Short exercise: Restate every entry word for word.

──────── Material for this exercise ────────

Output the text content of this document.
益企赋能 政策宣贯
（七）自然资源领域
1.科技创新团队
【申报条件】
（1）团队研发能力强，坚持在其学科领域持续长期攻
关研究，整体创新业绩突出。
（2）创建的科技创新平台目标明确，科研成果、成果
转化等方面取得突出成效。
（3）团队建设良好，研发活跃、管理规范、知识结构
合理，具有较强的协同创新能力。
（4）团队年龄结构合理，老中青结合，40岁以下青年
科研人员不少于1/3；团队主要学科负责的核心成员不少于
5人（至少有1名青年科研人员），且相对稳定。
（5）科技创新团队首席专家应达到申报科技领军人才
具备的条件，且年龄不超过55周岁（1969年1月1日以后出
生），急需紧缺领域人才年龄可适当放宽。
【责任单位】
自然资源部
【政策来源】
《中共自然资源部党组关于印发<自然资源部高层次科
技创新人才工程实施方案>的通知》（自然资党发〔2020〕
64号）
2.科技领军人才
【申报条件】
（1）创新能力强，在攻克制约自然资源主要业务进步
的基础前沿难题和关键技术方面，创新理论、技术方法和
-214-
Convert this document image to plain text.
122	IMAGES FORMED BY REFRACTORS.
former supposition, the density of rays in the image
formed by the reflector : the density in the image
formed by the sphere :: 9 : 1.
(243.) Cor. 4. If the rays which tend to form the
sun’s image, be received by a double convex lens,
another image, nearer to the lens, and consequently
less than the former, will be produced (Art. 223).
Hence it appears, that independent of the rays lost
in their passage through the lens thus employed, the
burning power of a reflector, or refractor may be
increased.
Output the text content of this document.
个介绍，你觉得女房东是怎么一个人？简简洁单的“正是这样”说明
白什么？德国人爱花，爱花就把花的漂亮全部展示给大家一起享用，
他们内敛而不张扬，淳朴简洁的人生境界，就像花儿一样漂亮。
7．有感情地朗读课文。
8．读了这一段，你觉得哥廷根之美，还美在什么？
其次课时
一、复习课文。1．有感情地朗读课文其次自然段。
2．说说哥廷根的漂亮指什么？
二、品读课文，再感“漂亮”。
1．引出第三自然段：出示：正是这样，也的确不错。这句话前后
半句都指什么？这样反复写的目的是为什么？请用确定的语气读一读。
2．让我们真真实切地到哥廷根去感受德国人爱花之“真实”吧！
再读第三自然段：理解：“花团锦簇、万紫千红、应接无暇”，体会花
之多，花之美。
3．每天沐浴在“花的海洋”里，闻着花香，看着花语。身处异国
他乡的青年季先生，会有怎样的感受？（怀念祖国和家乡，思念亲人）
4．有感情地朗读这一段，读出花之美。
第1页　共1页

────────

Expected output:
Output the text content of this document.
益企赋能 政策宣贯
（七）自然资源领域
1.科技创新团队
【申报条件】
（1）团队研发能力强，坚持在其学科领域持续长期攻
关研究，整体创新业绩突出。
（2）创建的科技创新平台目标明确，科研成果、成果
转化等方面取得突出成效。
（3）团队建设良好，研发活跃、管理规范、知识结构
合理，具有较强的协同创新能力。
（4）团队年龄结构合理，老中青结合，40岁以下青年
科研人员不少于1/3；团队主要学科负责的核心成员不少于
5人（至少有1名青年科研人员），且相对稳定。
（5）科技创新团队首席专家应达到申报科技领军人才
具备的条件，且年龄不超过55周岁（1969年1月1日以后出
生），急需紧缺领域人才年龄可适当放宽。
【责任单位】
自然资源部
【政策来源】
《中共自然资源部党组关于印发<自然资源部高层次科
技创新人才工程实施方案>的通知》（自然资党发〔2020〕
64号）
2.科技领军人才
【申报条件】
（1）创新能力强，在攻克制约自然资源主要业务进步
的基础前沿难题和关键技术方面，创新理论、技术方法和
-214-
Convert this document image to plain text.
122	IMAGES FORMED BY REFRACTORS.
former supposition, the density of rays in the image
formed by the reflector : the density in the image
formed by the sphere :: 9 : 1.
(243.) Cor. 4. If the rays which tend to form the
sun’s image, be received by a double convex lens,
another image, nearer to the lens, and consequently
less than the former, will be produced (Art. 223).
Hence it appears, that independent of the rays lost
in their passage through the lens thus employed, the
burning power of a reflector, or refractor may be
increased.
Output the text content of this document.
个介绍，你觉得女房东是怎么一个人？简简洁单的“正是这样”说明
白什么？德国人爱花，爱花就把花的漂亮全部展示给大家一起享用，
他们内敛而不张扬，淳朴简洁的人生境界，就像花儿一样漂亮。
7．有感情地朗读课文。
8．读了这一段，你觉得哥廷根之美，还美在什么？
其次课时
一、复习课文。1．有感情地朗读课文其次自然段。
2．说说哥廷根的漂亮指什么？
二、品读课文，再感“漂亮”。
1．引出第三自然段：出示：正是这样，也的确不错。这句话前后
半句都指什么？这样反复写的目的是为什么？请用确定的语气读一读。
2．让我们真真实切地到哥廷根去感受德国人爱花之“真实”吧！
再读第三自然段：理解：“花团锦簇、万紫千红、应接无暇”，体会花
之多，花之美。
3．每天沐浴在“花的海洋”里，闻着花香，看着花语。身处异国
他乡的青年季先生，会有怎样的感受？（怀念祖国和家乡，思念亲人）
4．有感情地朗读这一段，读出花之美。
第1页　共1页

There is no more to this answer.